## begin AVAILABLE RECORDS

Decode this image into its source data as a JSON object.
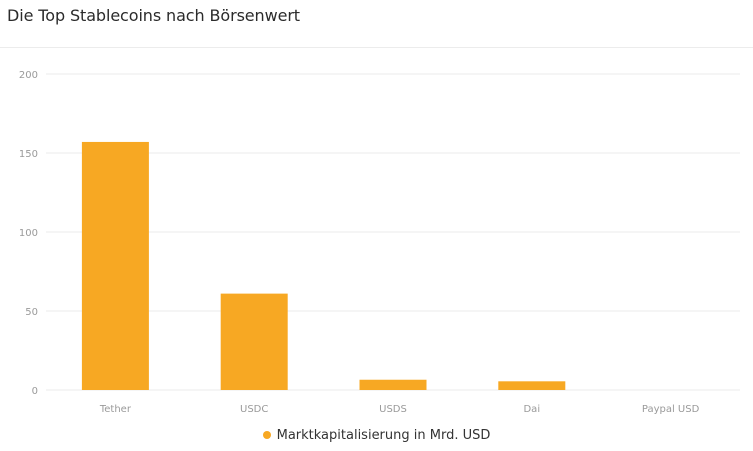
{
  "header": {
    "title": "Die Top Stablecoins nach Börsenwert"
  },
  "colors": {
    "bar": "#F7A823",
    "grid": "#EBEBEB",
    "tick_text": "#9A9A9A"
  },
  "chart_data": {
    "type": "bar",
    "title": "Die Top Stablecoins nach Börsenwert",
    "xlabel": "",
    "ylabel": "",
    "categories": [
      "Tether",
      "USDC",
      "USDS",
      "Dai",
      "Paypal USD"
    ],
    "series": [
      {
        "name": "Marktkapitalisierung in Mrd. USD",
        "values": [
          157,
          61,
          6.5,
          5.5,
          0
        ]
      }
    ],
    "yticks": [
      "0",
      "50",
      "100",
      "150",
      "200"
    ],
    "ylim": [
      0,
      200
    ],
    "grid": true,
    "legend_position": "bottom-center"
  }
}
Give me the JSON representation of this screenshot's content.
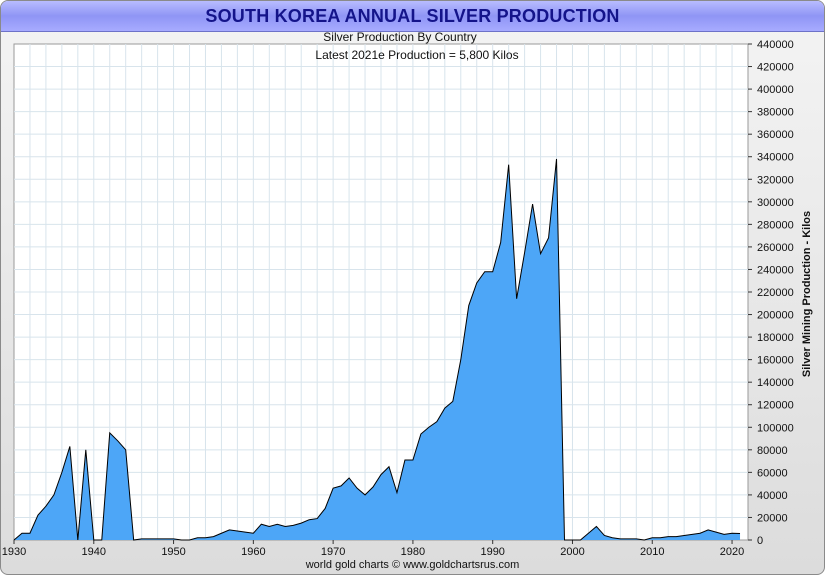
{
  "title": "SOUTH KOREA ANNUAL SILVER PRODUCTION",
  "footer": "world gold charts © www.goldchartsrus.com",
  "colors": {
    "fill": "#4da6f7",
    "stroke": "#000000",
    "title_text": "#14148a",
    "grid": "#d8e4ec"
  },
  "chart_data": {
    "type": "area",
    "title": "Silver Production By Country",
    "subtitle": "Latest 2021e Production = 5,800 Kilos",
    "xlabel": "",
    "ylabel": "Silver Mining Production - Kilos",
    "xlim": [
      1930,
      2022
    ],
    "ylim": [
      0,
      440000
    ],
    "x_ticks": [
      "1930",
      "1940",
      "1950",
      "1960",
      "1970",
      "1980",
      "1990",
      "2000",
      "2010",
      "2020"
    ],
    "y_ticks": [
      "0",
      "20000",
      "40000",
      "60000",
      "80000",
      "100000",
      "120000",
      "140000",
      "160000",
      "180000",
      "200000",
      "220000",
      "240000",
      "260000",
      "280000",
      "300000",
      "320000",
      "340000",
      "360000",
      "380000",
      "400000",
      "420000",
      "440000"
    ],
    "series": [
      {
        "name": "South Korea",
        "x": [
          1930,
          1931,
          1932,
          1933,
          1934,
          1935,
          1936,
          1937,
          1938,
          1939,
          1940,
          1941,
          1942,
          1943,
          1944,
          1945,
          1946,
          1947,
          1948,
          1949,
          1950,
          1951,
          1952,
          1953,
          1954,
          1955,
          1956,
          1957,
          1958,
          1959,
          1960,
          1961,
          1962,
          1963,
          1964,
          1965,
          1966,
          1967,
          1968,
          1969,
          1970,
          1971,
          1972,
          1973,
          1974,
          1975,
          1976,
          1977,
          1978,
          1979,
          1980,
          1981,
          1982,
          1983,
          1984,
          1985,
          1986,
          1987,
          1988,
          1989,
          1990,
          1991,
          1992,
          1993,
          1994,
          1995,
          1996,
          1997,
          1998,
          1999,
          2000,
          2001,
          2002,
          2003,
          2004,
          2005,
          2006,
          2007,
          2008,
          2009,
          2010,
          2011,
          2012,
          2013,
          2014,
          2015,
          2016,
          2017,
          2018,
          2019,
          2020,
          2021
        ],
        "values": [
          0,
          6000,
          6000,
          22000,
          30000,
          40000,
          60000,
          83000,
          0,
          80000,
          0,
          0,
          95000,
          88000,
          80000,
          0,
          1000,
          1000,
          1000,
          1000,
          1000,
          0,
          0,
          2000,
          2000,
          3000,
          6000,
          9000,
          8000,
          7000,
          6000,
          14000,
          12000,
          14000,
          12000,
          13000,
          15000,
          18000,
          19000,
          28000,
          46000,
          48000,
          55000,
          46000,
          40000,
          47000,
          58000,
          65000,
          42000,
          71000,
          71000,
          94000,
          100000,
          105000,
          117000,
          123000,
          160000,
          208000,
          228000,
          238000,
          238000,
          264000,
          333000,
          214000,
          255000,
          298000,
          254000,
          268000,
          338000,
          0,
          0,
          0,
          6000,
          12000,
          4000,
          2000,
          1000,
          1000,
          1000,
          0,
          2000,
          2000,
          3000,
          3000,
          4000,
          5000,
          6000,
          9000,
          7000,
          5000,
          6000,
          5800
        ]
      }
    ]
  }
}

## end AVAILABLE RECORDS

REQUIRED TASK:
Please transcribe the material above exactly as written. Leave the pictures out.

ANSWER IN FULL:
Decode this image into its source data as a JSON object.
{
  "header": {
    "title": "Die Top Stablecoins nach Börsenwert"
  },
  "colors": {
    "bar": "#F7A823",
    "grid": "#EBEBEB",
    "tick_text": "#9A9A9A"
  },
  "chart_data": {
    "type": "bar",
    "title": "Die Top Stablecoins nach Börsenwert",
    "xlabel": "",
    "ylabel": "",
    "categories": [
      "Tether",
      "USDC",
      "USDS",
      "Dai",
      "Paypal USD"
    ],
    "series": [
      {
        "name": "Marktkapitalisierung in Mrd. USD",
        "values": [
          157,
          61,
          6.5,
          5.5,
          0
        ]
      }
    ],
    "yticks": [
      "0",
      "50",
      "100",
      "150",
      "200"
    ],
    "ylim": [
      0,
      200
    ],
    "grid": true,
    "legend_position": "bottom-center"
  }
}
Give me the JSON representation of this screenshot's content.
{
  "title": "SOUTH KOREA ANNUAL SILVER PRODUCTION",
  "footer": "world gold charts © www.goldchartsrus.com",
  "colors": {
    "fill": "#4da6f7",
    "stroke": "#000000",
    "title_text": "#14148a",
    "grid": "#d8e4ec"
  },
  "chart_data": {
    "type": "area",
    "title": "Silver Production By Country",
    "subtitle": "Latest 2021e Production = 5,800 Kilos",
    "xlabel": "",
    "ylabel": "Silver Mining Production - Kilos",
    "xlim": [
      1930,
      2022
    ],
    "ylim": [
      0,
      440000
    ],
    "x_ticks": [
      "1930",
      "1940",
      "1950",
      "1960",
      "1970",
      "1980",
      "1990",
      "2000",
      "2010",
      "2020"
    ],
    "y_ticks": [
      "0",
      "20000",
      "40000",
      "60000",
      "80000",
      "100000",
      "120000",
      "140000",
      "160000",
      "180000",
      "200000",
      "220000",
      "240000",
      "260000",
      "280000",
      "300000",
      "320000",
      "340000",
      "360000",
      "380000",
      "400000",
      "420000",
      "440000"
    ],
    "series": [
      {
        "name": "South Korea",
        "x": [
          1930,
          1931,
          1932,
          1933,
          1934,
          1935,
          1936,
          1937,
          1938,
          1939,
          1940,
          1941,
          1942,
          1943,
          1944,
          1945,
          1946,
          1947,
          1948,
          1949,
          1950,
          1951,
          1952,
          1953,
          1954,
          1955,
          1956,
          1957,
          1958,
          1959,
          1960,
          1961,
          1962,
          1963,
          1964,
          1965,
          1966,
          1967,
          1968,
          1969,
          1970,
          1971,
          1972,
          1973,
          1974,
          1975,
          1976,
          1977,
          1978,
          1979,
          1980,
          1981,
          1982,
          1983,
          1984,
          1985,
          1986,
          1987,
          1988,
          1989,
          1990,
          1991,
          1992,
          1993,
          1994,
          1995,
          1996,
          1997,
          1998,
          1999,
          2000,
          2001,
          2002,
          2003,
          2004,
          2005,
          2006,
          2007,
          2008,
          2009,
          2010,
          2011,
          2012,
          2013,
          2014,
          2015,
          2016,
          2017,
          2018,
          2019,
          2020,
          2021
        ],
        "values": [
          0,
          6000,
          6000,
          22000,
          30000,
          40000,
          60000,
          83000,
          0,
          80000,
          0,
          0,
          95000,
          88000,
          80000,
          0,
          1000,
          1000,
          1000,
          1000,
          1000,
          0,
          0,
          2000,
          2000,
          3000,
          6000,
          9000,
          8000,
          7000,
          6000,
          14000,
          12000,
          14000,
          12000,
          13000,
          15000,
          18000,
          19000,
          28000,
          46000,
          48000,
          55000,
          46000,
          40000,
          47000,
          58000,
          65000,
          42000,
          71000,
          71000,
          94000,
          100000,
          105000,
          117000,
          123000,
          160000,
          208000,
          228000,
          238000,
          238000,
          264000,
          333000,
          214000,
          255000,
          298000,
          254000,
          268000,
          338000,
          0,
          0,
          0,
          6000,
          12000,
          4000,
          2000,
          1000,
          1000,
          1000,
          0,
          2000,
          2000,
          3000,
          3000,
          4000,
          5000,
          6000,
          9000,
          7000,
          5000,
          6000,
          5800
        ]
      }
    ]
  }
}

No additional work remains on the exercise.